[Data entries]
"""
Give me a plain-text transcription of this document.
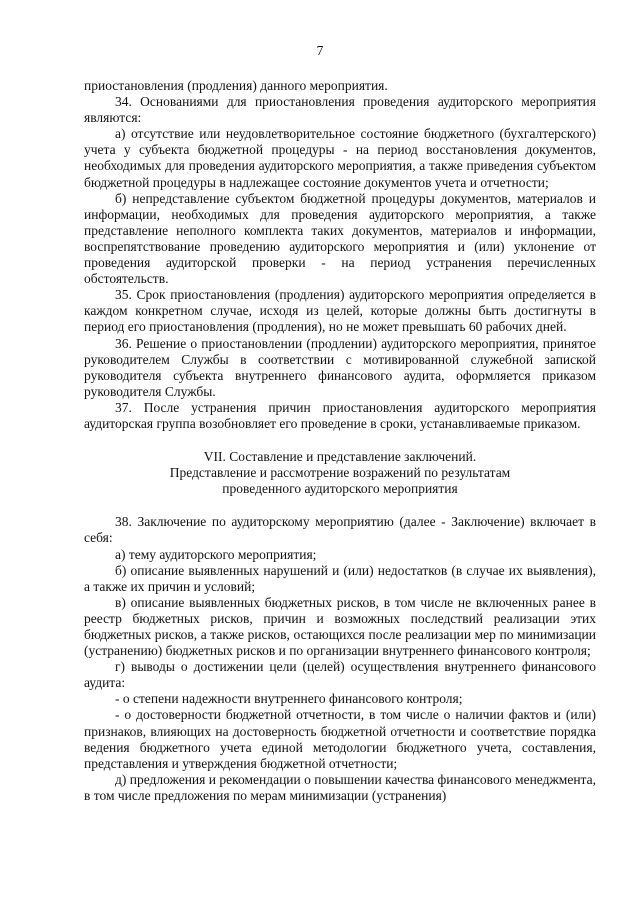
7

приостановления (продления) данного мероприятия.

34. Основаниями для приостановления проведения аудиторского мероприятия являются:

а) отсутствие или неудовлетворительное состояние бюджетного (бухгалтерского) учета у субъекта бюджетной процедуры - на период восстановления документов, необходимых для проведения аудиторского мероприятия, а также приведения субъектом бюджетной процедуры в надлежащее состояние документов учета и отчетности;

б) непредставление субъектом бюджетной процедуры документов, материалов и информации, необходимых для проведения аудиторского мероприятия, а также представление неполного комплекта таких документов, материалов и информации, воспрепятствование проведению аудиторского мероприятия и (или) уклонение от проведения аудиторской проверки - на период устранения перечисленных обстоятельств.

35. Срок приостановления (продления) аудиторского мероприятия определяется в каждом конкретном случае, исходя из целей, которые должны быть достигнуты в период его приостановления (продления), но не может превышать 60 рабочих дней.

36. Решение о приостановлении (продлении) аудиторского мероприятия, принятое руководителем Службы в соответствии с мотивированной служебной запиской руководителя субъекта внутреннего финансового аудита, оформляется приказом руководителя Службы.

37. После устранения причин приостановления аудиторского мероприятия аудиторская группа возобновляет его проведение в сроки, устанавливаемые приказом.

VII. Составление и представление заключений.
Представление и рассмотрение возражений по результатам
проведенного аудиторского мероприятия

38. Заключение по аудиторскому мероприятию (далее - Заключение) включает в себя:

а) тему аудиторского мероприятия;

б) описание выявленных нарушений и (или) недостатков (в случае их выявления), а также их причин и условий;

в) описание выявленных бюджетных рисков, в том числе не включенных ранее в реестр бюджетных рисков, причин и возможных последствий реализации этих бюджетных рисков, а также рисков, остающихся после реализации мер по минимизации (устранению) бюджетных рисков и по организации внутреннего финансового контроля;

г) выводы о достижении цели (целей) осуществления внутреннего финансового аудита:

- о степени надежности внутреннего финансового контроля;

- о достоверности бюджетной отчетности, в том числе о наличии фактов и (или) признаков, влияющих на достоверность бюджетной отчетности и соответствие порядка ведения бюджетного учета единой методологии бюджетного учета, составления, представления и утверждения бюджетной отчетности;

д) предложения и рекомендации о повышении качества финансового менеджмента, в том числе предложения по мерам минимизации (устранения)
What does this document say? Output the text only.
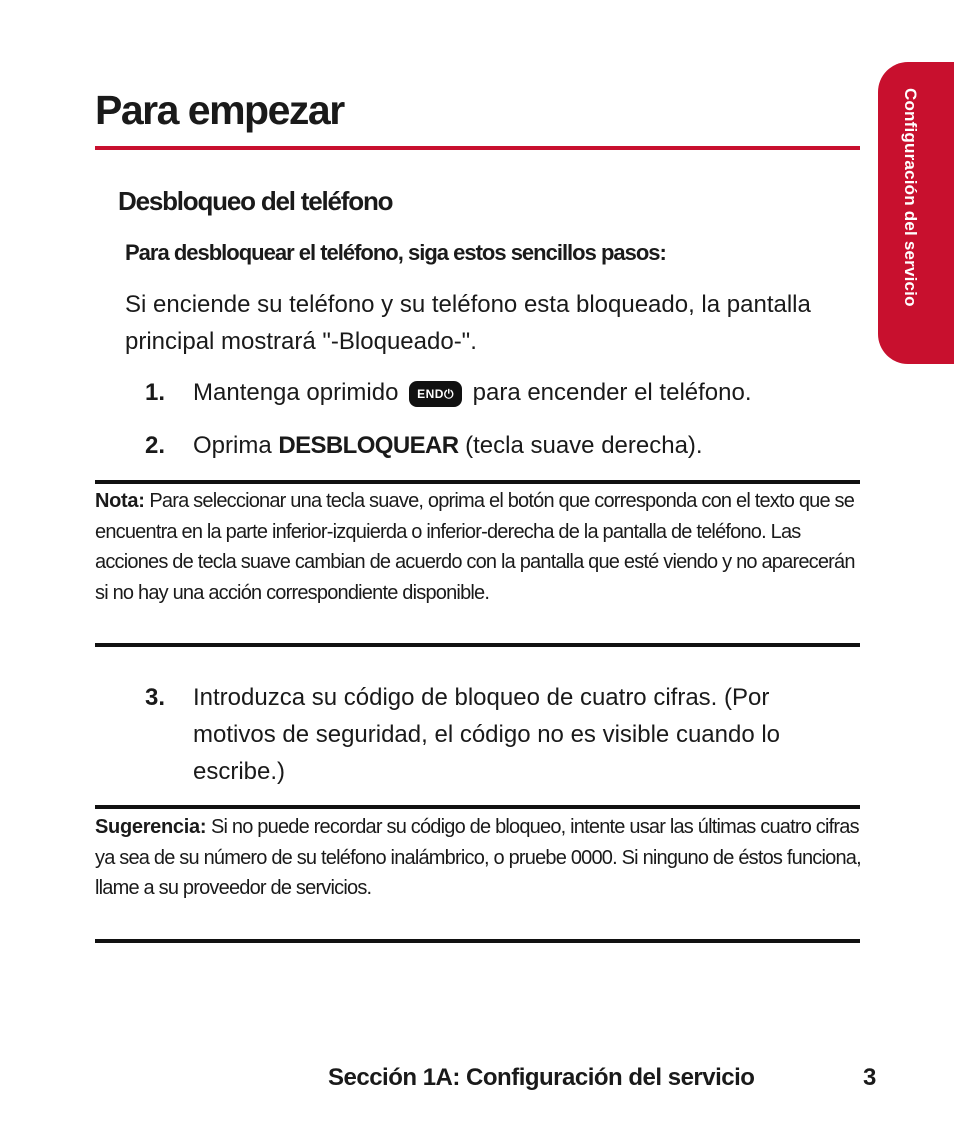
Configuración del servicio
Para empezar
Desbloqueo del teléfono

Para desbloquear el teléfono, siga estos sencillos pasos:

Si enciende su teléfono y su teléfono esta bloqueado, la pantalla principal mostrará "-Bloqueado-".

1. Mantenga oprimido END⏻ para encender el teléfono.
2. Oprima DESBLOQUEAR (tecla suave derecha).

Nota: Para seleccionar una tecla suave, oprima el botón que corresponda con el texto que se encuentra en la parte inferior-izquierda o inferior-derecha de la pantalla de teléfono. Las acciones de tecla suave cambian de acuerdo con la pantalla que esté viendo y no aparecerán si no hay una acción correspondiente disponible.

3. Introduzca su código de bloqueo de cuatro cifras. (Por motivos de seguridad, el código no es visible cuando lo escribe.)

Sugerencia: Si no puede recordar su código de bloqueo, intente usar las últimas cuatro cifras ya sea de su número de su teléfono inalámbrico, o pruebe 0000. Si ninguno de éstos funciona, llame a su proveedor de servicios.

Sección 1A: Configuración del servicio	3
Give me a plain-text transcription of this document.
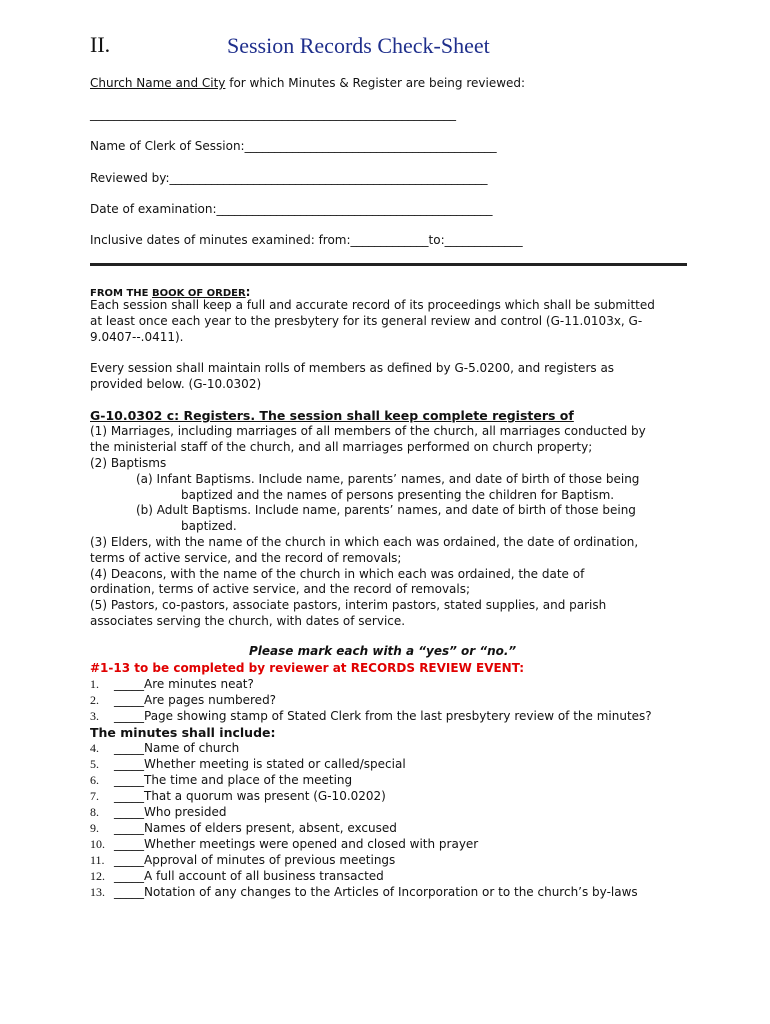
II.	Session Records Check-Sheet
Church Name and City for which Minutes & Register are being reviewed:
_____________________________________________________________
Name of Clerk of Session:__________________________________________
Reviewed by:_____________________________________________________
Date of examination:______________________________________________
Inclusive dates of minutes examined: from:_____________to:_____________
FROM THE BOOK OF ORDER:
Each session shall keep a full and accurate record of its proceedings which shall be submitted
at least once each year to the presbytery for its general review and control (G-11.0103x, G-
9.0407--.0411).
Every session shall maintain rolls of members as defined by G-5.0200, and registers as
provided below. (G-10.0302)
G-10.0302 c: Registers. The session shall keep complete registers of
(1) Marriages, including marriages of all members of the church, all marriages conducted by
the ministerial staff of the church, and all marriages performed on church property;
(2) Baptisms
(a) Infant Baptisms. Include name, parents’ names, and date of birth of those being
baptized and the names of persons presenting the children for Baptism.
(b) Adult Baptisms. Include name, parents’ names, and date of birth of those being
baptized.
(3) Elders, with the name of the church in which each was ordained, the date of ordination,
terms of active service, and the record of removals;
(4) Deacons, with the name of the church in which each was ordained, the date of
ordination, terms of active service, and the record of removals;
(5) Pastors, co-pastors, associate pastors, interim pastors, stated supplies, and parish
associates serving the church, with dates of service.
Please mark each with a “yes” or “no.”
#1-13 to be completed by reviewer at RECORDS REVIEW EVENT:
The minutes shall include:
1. _____Are minutes neat?
2. _____Are pages numbered?
3. _____Page showing stamp of Stated Clerk from the last presbytery review of the minutes?
4. _____Name of church
5. _____Whether meeting is stated or called/special
6. _____The time and place of the meeting
7. _____That a quorum was present (G-10.0202)
8. _____Who presided
9. _____Names of elders present, absent, excused
10. _____Whether meetings were opened and closed with prayer
11. _____Approval of minutes of previous meetings
12. _____A full account of all business transacted
13. _____Notation of any changes to the Articles of Incorporation or to the church’s by-laws
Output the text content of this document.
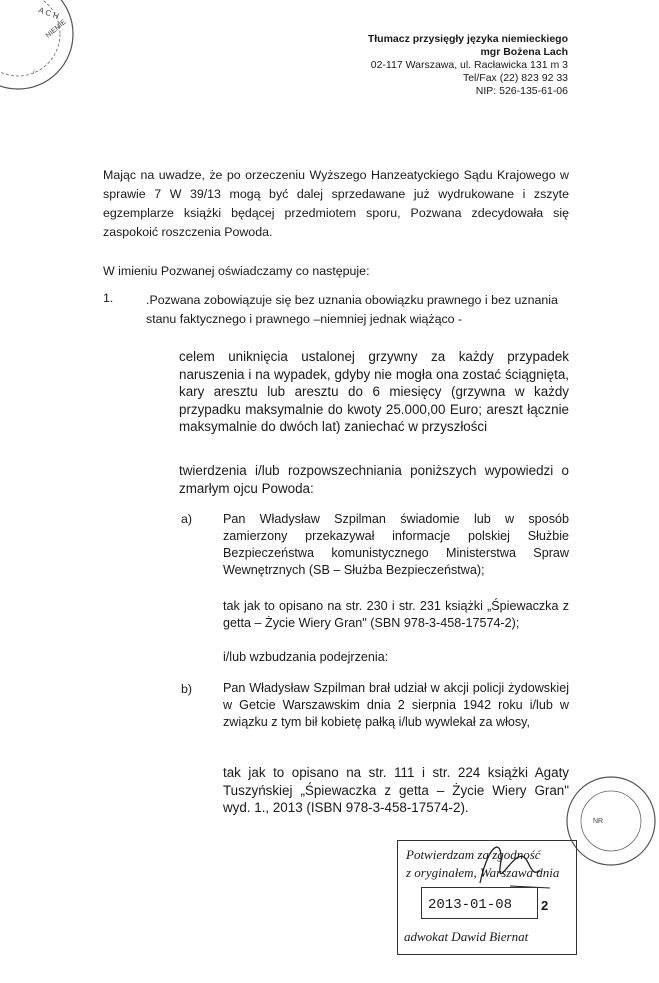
A C H
NIEMIE
/
Tłumacz przysięgły języka niemieckiego
mgr Bożena Lach
02-117 Warszawa, ul. Racławicka 131 m 3
Tel/Fax (22) 823 92 33
NIP: 526-135-61-06
Mając na uwadze, że po orzeczeniu Wyższego Hanzeatyckiego Sądu Krajowego w sprawie 7 W 39/13 mogą być dalej sprzedawane już wydrukowane i zszyte egzemplarze książki będącej przedmiotem sporu, Pozwana zdecydowała się zaspokoić roszczenia Powoda.
W imieniu Pozwanej oświadczamy co następuje:
1.	.Pozwana zobowiązuje się bez uznania obowiązku prawnego i bez uznania stanu faktycznego i prawnego –niemniej jednak wiążąco -
celem uniknięcia ustalonej grzywny za każdy przypadek naruszenia i na wypadek, gdyby nie mogła ona zostać ściągnięta, kary aresztu lub aresztu do 6 miesięcy (grzywna w każdy przypadku maksymalnie do kwoty 25.000,00 Euro; areszt łącznie maksymalnie do dwóch lat) zaniechać w przyszłości
twierdzenia i/lub rozpowszechniania poniższych wypowiedzi o zmarłym ojcu Powoda:
a) Pan Władysław Szpilman świadomie lub w sposób zamierzony przekazywał informacje polskiej Służbie Bezpieczeństwa komunistycznego Ministerstwa Spraw Wewnętrznych (SB – Służba Bezpieczeństwa);
tak jak to opisano na str. 230 i str. 231 książki „Śpiewaczka z getta – Życie Wiery Gran" (SBN 978-3-458-17574-2);
i/lub wzbudzania podejrzenia:
b) Pan Władysław Szpilman brał udział w akcji policji żydowskiej w Getcie Warszawskim dnia 2 sierpnia 1942 roku i/lub w związku z tym bił kobietę pałką i/lub wywlekał za włosy,
tak jak to opisano na str. 111 i str. 224 książki Agaty Tuszyńskiej „Śpiewaczka z getta – Życie Wiery Gran" wyd. 1., 2013 (ISBN 978-3-458-17574-2).
NR
Potwierdzam za zgodność
z oryginałem, Warszawa dnia
2013-01-08
adwokat Dawid Biernat
2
"""
* _DIRECTION_: What is the number of lines that hold the string "removals"? Give it alone.

* _PROBLEM SOLUTION_: 2